Given task: Find each line containing the string "this". Copy it.

[Some records]
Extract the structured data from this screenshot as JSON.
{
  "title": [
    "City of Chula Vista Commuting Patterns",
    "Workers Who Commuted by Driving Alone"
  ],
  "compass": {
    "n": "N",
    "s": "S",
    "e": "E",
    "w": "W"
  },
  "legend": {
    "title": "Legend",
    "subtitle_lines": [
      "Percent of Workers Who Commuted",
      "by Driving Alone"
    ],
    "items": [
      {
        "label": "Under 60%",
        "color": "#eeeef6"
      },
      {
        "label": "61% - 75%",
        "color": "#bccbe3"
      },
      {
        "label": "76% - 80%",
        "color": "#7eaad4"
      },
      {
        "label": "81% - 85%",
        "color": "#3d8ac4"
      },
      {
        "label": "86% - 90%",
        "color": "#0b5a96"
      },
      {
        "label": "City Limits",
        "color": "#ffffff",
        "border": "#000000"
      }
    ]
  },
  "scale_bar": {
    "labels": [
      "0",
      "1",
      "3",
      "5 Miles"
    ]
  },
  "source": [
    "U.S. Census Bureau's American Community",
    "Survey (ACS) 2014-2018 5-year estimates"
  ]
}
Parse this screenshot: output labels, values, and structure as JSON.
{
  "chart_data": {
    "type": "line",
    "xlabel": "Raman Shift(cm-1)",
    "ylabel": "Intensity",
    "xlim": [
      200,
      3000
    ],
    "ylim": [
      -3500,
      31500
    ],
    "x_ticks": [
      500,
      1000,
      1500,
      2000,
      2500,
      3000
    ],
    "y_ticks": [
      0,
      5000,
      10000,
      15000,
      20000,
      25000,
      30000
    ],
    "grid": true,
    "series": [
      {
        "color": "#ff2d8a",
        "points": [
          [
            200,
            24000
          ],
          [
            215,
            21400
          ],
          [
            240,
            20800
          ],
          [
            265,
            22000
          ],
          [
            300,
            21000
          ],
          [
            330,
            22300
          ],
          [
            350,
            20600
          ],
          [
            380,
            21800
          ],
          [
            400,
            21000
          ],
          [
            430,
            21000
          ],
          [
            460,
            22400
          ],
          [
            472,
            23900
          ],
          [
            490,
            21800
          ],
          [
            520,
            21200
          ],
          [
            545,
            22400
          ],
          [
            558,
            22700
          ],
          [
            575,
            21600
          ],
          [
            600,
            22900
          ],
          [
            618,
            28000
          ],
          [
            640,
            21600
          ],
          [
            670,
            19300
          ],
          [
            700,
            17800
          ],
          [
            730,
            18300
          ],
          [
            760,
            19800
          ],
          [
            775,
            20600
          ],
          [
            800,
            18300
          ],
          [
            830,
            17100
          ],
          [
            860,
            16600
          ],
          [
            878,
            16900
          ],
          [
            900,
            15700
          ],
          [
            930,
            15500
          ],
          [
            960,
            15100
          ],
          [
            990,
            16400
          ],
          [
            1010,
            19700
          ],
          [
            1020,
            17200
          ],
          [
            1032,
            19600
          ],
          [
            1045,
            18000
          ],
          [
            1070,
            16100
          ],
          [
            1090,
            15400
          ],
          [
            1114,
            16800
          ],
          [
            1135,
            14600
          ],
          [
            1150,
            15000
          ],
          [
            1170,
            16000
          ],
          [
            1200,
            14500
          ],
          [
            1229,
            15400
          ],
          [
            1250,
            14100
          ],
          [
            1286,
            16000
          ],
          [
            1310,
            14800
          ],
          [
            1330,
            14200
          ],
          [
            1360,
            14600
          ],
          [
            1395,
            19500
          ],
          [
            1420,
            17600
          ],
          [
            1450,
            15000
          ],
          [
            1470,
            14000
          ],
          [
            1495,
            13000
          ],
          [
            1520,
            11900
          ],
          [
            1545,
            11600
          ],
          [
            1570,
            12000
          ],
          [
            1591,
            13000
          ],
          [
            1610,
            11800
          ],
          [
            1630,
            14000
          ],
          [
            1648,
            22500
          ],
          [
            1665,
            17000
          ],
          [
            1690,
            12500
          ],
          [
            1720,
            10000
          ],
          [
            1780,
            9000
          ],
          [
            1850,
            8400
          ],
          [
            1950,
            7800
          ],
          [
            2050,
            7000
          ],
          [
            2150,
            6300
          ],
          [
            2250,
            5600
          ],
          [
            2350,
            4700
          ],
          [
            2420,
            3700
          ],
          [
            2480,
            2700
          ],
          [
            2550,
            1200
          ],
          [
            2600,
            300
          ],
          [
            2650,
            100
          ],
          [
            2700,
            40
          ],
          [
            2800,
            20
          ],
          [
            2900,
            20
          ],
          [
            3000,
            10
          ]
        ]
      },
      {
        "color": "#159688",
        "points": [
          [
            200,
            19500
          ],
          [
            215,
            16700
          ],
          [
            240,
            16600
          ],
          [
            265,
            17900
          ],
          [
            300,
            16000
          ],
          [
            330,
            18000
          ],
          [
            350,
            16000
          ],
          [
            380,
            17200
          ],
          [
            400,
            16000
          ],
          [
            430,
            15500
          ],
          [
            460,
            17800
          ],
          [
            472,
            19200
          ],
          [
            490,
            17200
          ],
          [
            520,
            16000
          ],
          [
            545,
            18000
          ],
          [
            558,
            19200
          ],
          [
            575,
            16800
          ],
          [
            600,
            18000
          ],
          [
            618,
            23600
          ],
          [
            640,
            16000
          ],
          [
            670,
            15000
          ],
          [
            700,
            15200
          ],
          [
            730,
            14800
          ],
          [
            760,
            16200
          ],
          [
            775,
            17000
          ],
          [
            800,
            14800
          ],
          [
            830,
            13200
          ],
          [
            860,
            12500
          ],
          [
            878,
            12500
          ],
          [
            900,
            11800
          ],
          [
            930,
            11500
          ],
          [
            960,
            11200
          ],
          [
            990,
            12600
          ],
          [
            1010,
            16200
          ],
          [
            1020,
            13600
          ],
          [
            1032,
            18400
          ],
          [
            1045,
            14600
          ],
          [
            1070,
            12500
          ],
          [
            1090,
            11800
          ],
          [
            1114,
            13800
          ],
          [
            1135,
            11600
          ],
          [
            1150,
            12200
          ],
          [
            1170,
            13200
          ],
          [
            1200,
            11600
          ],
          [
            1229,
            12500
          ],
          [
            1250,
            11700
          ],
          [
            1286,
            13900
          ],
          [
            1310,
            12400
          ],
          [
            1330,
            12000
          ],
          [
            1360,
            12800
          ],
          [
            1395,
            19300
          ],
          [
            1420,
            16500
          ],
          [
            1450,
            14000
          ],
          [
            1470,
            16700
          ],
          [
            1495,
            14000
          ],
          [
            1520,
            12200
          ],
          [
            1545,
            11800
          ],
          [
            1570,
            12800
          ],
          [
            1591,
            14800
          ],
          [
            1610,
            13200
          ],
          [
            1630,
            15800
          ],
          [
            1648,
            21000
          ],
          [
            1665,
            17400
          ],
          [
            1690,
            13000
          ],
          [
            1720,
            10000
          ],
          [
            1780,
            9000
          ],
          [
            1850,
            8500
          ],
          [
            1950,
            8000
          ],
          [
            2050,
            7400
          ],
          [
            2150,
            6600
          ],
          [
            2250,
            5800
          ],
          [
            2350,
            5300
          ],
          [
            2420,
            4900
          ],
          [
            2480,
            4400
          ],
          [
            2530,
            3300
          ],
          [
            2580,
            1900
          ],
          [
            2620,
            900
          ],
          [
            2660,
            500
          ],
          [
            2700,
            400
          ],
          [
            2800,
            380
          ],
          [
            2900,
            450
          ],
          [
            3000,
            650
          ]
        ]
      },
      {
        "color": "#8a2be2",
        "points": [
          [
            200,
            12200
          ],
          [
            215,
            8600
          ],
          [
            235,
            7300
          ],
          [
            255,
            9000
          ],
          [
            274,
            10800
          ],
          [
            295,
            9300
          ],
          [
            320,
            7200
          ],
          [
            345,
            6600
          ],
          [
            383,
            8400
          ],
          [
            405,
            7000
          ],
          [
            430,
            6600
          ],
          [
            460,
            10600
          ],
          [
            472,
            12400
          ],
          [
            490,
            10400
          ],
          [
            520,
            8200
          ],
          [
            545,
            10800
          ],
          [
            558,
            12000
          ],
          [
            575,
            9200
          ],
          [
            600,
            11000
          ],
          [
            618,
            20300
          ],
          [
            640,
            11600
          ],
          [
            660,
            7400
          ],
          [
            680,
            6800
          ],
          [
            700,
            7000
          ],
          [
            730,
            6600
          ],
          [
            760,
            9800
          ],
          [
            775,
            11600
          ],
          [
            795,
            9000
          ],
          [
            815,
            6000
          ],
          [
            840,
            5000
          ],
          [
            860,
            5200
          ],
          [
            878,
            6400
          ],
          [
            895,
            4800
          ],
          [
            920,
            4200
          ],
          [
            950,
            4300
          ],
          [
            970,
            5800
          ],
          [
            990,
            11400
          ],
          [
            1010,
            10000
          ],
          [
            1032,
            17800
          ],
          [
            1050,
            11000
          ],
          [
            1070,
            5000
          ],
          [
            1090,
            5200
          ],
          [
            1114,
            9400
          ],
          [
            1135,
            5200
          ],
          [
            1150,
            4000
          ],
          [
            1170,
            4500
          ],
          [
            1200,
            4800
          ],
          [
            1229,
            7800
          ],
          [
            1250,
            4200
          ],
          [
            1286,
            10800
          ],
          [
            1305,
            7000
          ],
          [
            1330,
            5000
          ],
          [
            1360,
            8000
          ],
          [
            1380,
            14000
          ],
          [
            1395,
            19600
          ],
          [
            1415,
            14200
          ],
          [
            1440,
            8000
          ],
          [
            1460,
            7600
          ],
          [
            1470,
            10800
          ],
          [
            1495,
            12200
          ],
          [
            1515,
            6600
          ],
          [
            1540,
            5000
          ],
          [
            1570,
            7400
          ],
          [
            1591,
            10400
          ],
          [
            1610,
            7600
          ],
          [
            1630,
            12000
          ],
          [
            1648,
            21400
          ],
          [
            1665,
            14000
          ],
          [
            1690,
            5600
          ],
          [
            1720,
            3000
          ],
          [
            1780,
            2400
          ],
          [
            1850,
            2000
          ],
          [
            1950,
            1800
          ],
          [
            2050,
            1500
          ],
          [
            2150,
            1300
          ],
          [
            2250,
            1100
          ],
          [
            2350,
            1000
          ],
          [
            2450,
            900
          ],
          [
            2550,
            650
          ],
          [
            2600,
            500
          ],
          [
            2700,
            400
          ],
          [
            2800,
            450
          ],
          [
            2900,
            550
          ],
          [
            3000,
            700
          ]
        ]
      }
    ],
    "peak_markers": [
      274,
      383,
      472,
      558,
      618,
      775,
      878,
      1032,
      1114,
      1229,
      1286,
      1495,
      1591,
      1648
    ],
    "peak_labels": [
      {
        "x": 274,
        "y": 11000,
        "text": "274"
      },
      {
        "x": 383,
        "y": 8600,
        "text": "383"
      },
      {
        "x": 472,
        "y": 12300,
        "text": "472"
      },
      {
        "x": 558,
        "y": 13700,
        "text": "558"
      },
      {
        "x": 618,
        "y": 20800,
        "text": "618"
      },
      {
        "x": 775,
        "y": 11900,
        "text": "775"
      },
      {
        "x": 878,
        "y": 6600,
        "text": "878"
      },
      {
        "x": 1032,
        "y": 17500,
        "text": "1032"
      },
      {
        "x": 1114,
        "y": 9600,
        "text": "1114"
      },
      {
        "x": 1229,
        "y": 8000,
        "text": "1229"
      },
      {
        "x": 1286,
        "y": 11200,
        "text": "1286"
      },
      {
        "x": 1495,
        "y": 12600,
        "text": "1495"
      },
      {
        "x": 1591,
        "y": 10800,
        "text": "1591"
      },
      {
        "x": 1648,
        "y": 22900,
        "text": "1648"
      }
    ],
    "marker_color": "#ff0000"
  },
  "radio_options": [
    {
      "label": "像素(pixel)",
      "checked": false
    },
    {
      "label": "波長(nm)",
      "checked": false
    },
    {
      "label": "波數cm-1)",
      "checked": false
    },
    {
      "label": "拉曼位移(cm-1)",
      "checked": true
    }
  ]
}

Complete output:
Extract the structured data from this screenshot as JSON.
Parse this screenshot: output labels, values, and structure as JSON.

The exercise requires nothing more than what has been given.